STORED RECORDS
# # # # #
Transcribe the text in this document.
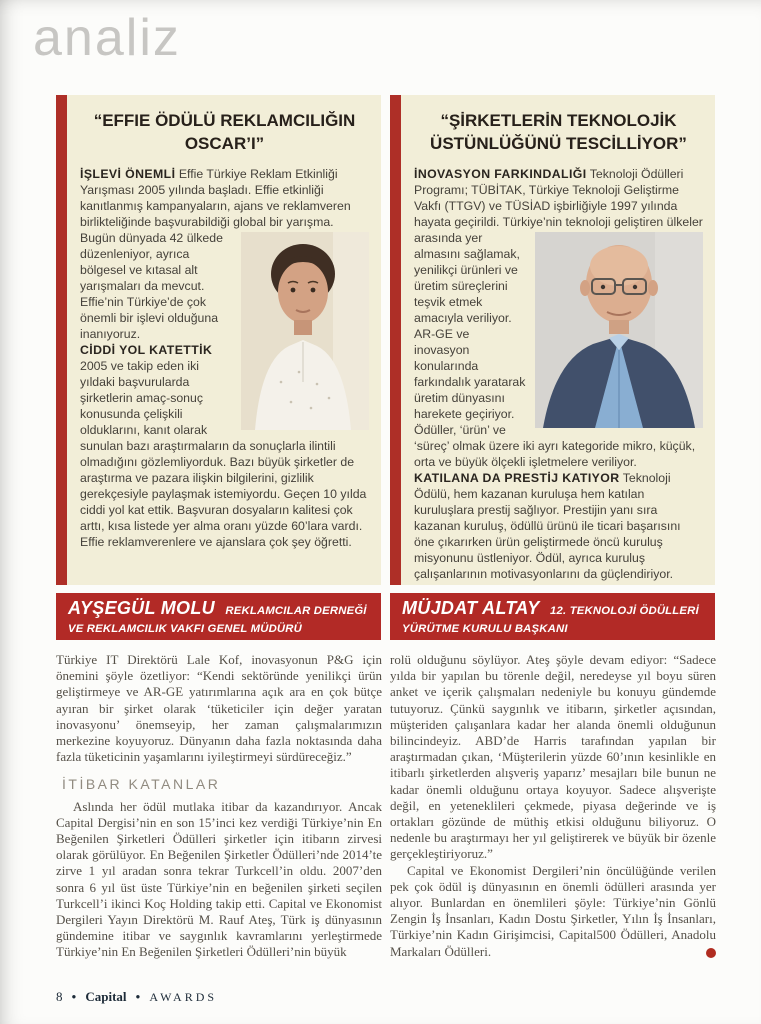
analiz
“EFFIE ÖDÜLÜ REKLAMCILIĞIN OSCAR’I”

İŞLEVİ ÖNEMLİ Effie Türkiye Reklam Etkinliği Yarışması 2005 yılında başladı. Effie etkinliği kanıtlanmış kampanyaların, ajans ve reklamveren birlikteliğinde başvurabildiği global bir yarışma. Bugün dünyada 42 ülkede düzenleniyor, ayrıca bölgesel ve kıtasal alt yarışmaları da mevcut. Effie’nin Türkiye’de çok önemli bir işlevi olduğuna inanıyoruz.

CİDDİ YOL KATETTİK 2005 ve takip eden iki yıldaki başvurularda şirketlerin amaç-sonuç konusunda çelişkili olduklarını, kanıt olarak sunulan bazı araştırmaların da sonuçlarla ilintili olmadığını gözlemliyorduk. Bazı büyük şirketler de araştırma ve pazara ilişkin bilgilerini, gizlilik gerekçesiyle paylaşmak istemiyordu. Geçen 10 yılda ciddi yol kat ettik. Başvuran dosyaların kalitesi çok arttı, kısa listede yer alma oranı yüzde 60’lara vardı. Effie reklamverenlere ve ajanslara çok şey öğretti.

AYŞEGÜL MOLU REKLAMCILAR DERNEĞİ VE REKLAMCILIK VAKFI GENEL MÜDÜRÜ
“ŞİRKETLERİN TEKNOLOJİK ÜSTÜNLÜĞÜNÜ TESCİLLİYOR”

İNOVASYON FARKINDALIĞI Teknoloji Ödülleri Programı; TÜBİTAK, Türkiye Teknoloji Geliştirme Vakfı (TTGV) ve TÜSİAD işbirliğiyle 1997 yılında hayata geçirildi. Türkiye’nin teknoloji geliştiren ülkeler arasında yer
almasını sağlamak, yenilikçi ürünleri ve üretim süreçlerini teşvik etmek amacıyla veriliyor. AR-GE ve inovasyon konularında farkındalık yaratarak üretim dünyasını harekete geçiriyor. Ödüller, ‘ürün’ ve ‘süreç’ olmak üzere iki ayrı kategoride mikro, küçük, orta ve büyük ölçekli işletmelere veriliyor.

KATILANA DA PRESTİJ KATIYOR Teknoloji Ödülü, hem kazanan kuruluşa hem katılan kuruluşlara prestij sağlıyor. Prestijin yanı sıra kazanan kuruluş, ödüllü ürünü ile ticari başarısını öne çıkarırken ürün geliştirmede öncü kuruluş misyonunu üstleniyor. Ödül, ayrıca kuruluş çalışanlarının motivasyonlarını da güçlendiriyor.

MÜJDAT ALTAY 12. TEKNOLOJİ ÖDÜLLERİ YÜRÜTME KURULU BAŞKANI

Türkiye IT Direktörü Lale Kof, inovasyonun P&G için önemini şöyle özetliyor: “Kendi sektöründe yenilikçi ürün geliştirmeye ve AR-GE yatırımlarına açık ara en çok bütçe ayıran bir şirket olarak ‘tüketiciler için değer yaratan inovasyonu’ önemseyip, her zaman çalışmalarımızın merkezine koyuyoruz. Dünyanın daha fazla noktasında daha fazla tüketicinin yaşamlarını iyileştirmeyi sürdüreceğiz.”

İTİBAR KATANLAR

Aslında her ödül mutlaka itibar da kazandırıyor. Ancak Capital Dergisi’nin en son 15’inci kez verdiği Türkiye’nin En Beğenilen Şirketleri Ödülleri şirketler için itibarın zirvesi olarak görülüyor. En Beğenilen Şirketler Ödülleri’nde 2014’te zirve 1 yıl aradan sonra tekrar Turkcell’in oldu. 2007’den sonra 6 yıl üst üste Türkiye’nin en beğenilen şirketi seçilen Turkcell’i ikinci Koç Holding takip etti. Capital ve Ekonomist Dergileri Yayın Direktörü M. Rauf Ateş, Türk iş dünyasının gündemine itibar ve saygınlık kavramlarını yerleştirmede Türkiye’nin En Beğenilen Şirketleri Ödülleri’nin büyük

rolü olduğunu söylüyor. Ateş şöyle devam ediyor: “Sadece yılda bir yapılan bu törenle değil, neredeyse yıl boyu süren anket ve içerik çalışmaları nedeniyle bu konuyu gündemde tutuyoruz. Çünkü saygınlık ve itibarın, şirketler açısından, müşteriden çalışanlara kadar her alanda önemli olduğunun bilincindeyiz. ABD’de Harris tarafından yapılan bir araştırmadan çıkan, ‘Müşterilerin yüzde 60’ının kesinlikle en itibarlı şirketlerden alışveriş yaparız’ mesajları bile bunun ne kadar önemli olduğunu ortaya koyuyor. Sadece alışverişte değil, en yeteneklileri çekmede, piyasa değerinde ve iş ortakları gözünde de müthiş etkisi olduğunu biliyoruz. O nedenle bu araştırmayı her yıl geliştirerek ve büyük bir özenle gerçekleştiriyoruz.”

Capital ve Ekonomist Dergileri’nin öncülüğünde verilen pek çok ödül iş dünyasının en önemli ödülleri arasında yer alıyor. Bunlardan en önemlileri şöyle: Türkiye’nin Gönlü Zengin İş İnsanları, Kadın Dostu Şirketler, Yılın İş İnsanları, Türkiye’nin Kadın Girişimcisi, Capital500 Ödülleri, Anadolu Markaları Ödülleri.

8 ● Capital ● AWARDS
# # # # #
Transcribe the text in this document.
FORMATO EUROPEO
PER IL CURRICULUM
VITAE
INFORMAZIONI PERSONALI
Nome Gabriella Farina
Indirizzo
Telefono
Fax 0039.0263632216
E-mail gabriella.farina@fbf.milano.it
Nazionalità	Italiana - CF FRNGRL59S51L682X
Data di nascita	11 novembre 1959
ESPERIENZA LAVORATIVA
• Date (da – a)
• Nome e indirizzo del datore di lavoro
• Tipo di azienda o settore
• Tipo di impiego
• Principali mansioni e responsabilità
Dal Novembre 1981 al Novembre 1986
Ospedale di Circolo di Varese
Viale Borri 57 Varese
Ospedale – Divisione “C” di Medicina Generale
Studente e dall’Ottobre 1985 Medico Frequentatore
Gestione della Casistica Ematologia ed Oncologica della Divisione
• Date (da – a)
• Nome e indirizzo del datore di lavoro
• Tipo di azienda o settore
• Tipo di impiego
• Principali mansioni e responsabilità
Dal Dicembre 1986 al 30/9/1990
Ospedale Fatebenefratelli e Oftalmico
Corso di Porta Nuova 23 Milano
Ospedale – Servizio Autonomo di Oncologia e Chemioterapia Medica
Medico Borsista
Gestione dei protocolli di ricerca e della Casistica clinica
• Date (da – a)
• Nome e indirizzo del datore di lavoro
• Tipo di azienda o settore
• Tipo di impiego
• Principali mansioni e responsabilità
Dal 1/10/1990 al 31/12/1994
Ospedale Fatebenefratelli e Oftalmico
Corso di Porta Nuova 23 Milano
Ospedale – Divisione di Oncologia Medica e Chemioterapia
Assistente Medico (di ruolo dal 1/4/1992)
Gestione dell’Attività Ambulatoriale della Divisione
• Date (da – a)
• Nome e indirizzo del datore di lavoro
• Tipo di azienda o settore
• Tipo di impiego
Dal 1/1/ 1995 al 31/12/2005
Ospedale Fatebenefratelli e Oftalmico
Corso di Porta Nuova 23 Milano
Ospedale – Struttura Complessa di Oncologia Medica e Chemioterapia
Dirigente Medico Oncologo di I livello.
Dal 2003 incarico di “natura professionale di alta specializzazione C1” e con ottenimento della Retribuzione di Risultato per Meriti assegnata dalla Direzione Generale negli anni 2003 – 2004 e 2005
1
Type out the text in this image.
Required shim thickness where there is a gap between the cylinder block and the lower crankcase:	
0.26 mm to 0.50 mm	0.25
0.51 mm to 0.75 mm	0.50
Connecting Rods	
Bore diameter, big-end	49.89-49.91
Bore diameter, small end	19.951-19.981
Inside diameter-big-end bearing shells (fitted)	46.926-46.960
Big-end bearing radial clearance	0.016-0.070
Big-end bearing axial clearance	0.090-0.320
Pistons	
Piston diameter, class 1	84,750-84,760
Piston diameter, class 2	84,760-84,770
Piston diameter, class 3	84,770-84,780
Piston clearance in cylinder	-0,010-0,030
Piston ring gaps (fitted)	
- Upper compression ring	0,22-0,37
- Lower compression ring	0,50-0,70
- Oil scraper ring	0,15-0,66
# # # # #
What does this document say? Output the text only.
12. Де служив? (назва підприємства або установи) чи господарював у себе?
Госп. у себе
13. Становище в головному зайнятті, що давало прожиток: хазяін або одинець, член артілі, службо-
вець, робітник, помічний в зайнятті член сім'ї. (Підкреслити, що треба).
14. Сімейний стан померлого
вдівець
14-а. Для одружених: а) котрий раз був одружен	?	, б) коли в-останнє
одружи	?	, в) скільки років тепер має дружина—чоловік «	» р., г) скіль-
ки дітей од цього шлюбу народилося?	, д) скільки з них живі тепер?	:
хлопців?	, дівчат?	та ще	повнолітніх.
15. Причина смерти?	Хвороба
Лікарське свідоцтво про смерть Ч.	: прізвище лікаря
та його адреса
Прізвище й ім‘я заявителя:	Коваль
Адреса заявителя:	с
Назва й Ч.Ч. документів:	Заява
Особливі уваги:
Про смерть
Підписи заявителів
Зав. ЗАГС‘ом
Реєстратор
# # # # #
Gather each line in the data that holds the string "Bore".

SOLUTION FOR THIS EXERCISE
Bore diameter, big-end	49.89-49.91
Bore diameter, small end	19.951-19.981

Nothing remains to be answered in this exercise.